►

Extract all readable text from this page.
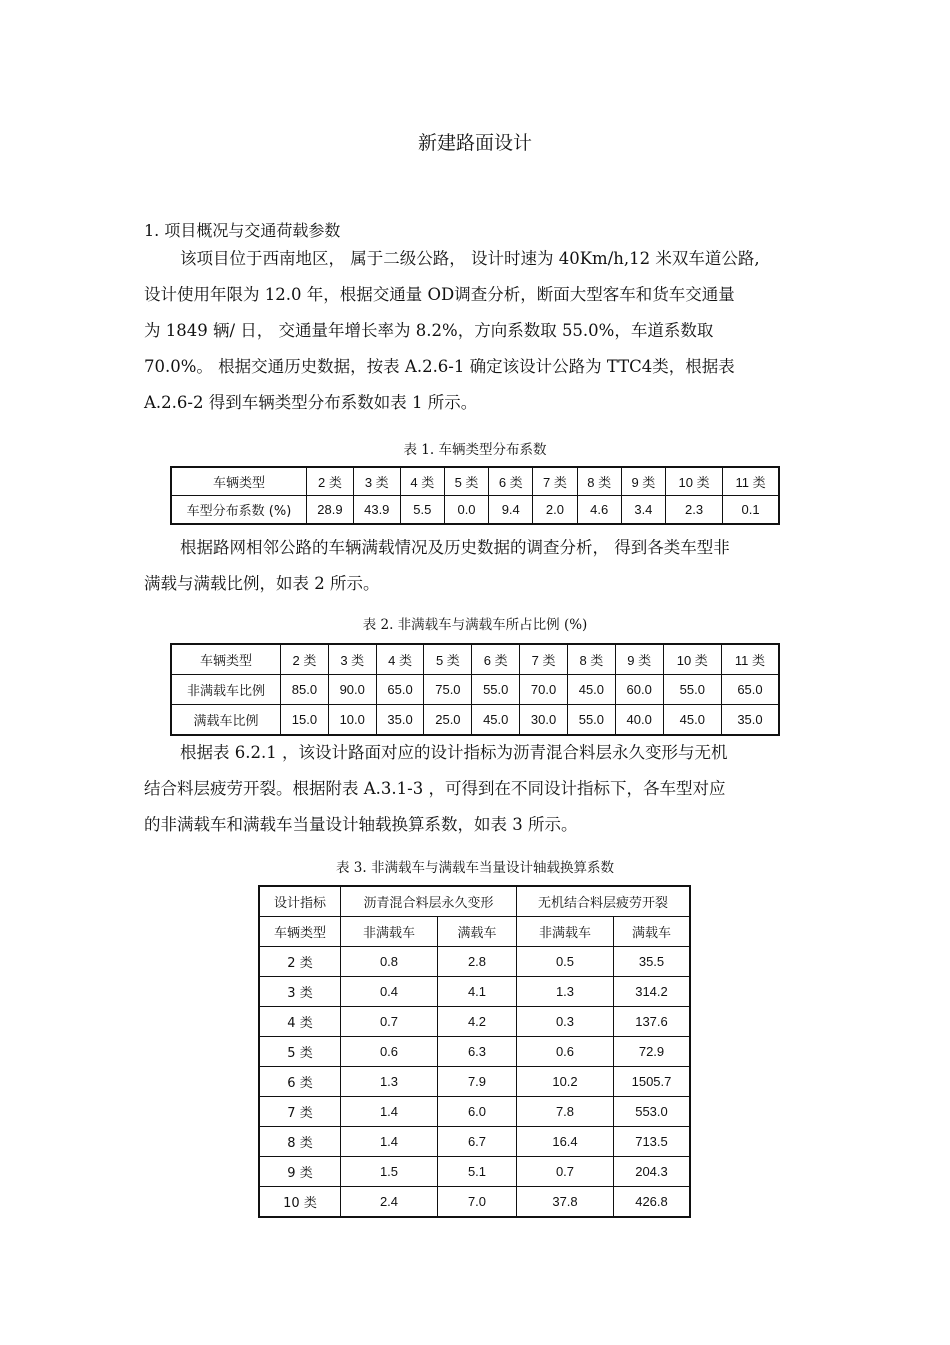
新建路面设计
1. 项目概况与交通荷载参数

该项目位于西南地区， 属于二级公路， 设计时速为 40Km/h,12 米双车道公路,
设计使用年限为 12.0 年，根据交通量 OD调查分析，断面大型客车和货车交通量
为 1849 辆/ 日， 交通量年增长率为 8.2%，方向系数取 55.0%，车道系数取
70.0%。 根据交通历史数据，按表 A.2.6-1 确定该设计公路为 TTC4类，根据表
A.2.6-2 得到车辆类型分布系数如表 1 所示。

表 1. 车辆类型分布系数
车辆类型	2 类	3 类	4 类	5 类	6 类	7 类	8 类	9 类	10 类	11 类
车型分布系数 (%)	28.9	43.9	5.5	0.0	9.4	2.0	4.6	3.4	2.3	0.1

根据路网相邻公路的车辆满载情况及历史数据的调查分析， 得到各类车型非
满载与满载比例，如表 2 所示。

表 2. 非满载车与满载车所占比例 (%)
车辆类型	2 类	3 类	4 类	5 类	6 类	7 类	8 类	9 类	10 类	11 类
非满载车比例	85.0	90.0	65.0	75.0	55.0	70.0	45.0	60.0	55.0	65.0
满载车比例	15.0	10.0	35.0	25.0	45.0	30.0	55.0	40.0	45.0	35.0

根据表 6.2.1 ，该设计路面对应的设计指标为沥青混合料层永久变形与无机
结合料层疲劳开裂。根据附表 A.3.1-3 ，可得到在不同设计指标下，各车型对应
的非满载车和满载车当量设计轴载换算系数，如表 3 所示。

表 3. 非满载车与满载车当量设计轴载换算系数
设计指标	沥青混合料层永久变形		无机结合料层疲劳开裂	
车辆类型	非满载车	满载车	非满载车	满载车
2 类	0.8	2.8	0.5	35.5
3 类	0.4	4.1	1.3	314.2
4 类	0.7	4.2	0.3	137.6
5 类	0.6	6.3	0.6	72.9
6 类	1.3	7.9	10.2	1505.7
7 类	1.4	6.0	7.8	553.0
8 类	1.4	6.7	16.4	713.5
9 类	1.5	5.1	0.7	204.3
10 类	2.4	7.0	37.8	426.8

◄

--- WHAT TO DO ---
Your task is an exact transcription of all the data, minus the pictures.

--- RESULT OF THIS TASK ---
Extract all readable text from this page.
新建路面设计
1. 项目概况与交通荷载参数

该项目位于西南地区， 属于二级公路， 设计时速为 40Km/h,12 米双车道公路,
设计使用年限为 12.0 年，根据交通量 OD调查分析，断面大型客车和货车交通量
为 1849 辆/ 日， 交通量年增长率为 8.2%，方向系数取 55.0%，车道系数取
70.0%。 根据交通历史数据，按表 A.2.6-1 确定该设计公路为 TTC4类，根据表
A.2.6-2 得到车辆类型分布系数如表 1 所示。

表 1. 车辆类型分布系数
车辆类型	2 类	3 类	4 类	5 类	6 类	7 类	8 类	9 类	10 类	11 类
车型分布系数 (%)	28.9	43.9	5.5	0.0	9.4	2.0	4.6	3.4	2.3	0.1

根据路网相邻公路的车辆满载情况及历史数据的调查分析， 得到各类车型非
满载与满载比例，如表 2 所示。

表 2. 非满载车与满载车所占比例 (%)
车辆类型	2 类	3 类	4 类	5 类	6 类	7 类	8 类	9 类	10 类	11 类
非满载车比例	85.0	90.0	65.0	75.0	55.0	70.0	45.0	60.0	55.0	65.0
满载车比例	15.0	10.0	35.0	25.0	45.0	30.0	55.0	40.0	45.0	35.0

根据表 6.2.1 ，该设计路面对应的设计指标为沥青混合料层永久变形与无机
结合料层疲劳开裂。根据附表 A.3.1-3 ，可得到在不同设计指标下，各车型对应
的非满载车和满载车当量设计轴载换算系数，如表 3 所示。

表 3. 非满载车与满载车当量设计轴载换算系数
设计指标	沥青混合料层永久变形		无机结合料层疲劳开裂	
车辆类型	非满载车	满载车	非满载车	满载车
2 类	0.8	2.8	0.5	35.5
3 类	0.4	4.1	1.3	314.2
4 类	0.7	4.2	0.3	137.6
5 类	0.6	6.3	0.6	72.9
6 类	1.3	7.9	10.2	1505.7
7 类	1.4	6.0	7.8	553.0
8 类	1.4	6.7	16.4	713.5
9 类	1.5	5.1	0.7	204.3
10 类	2.4	7.0	37.8	426.8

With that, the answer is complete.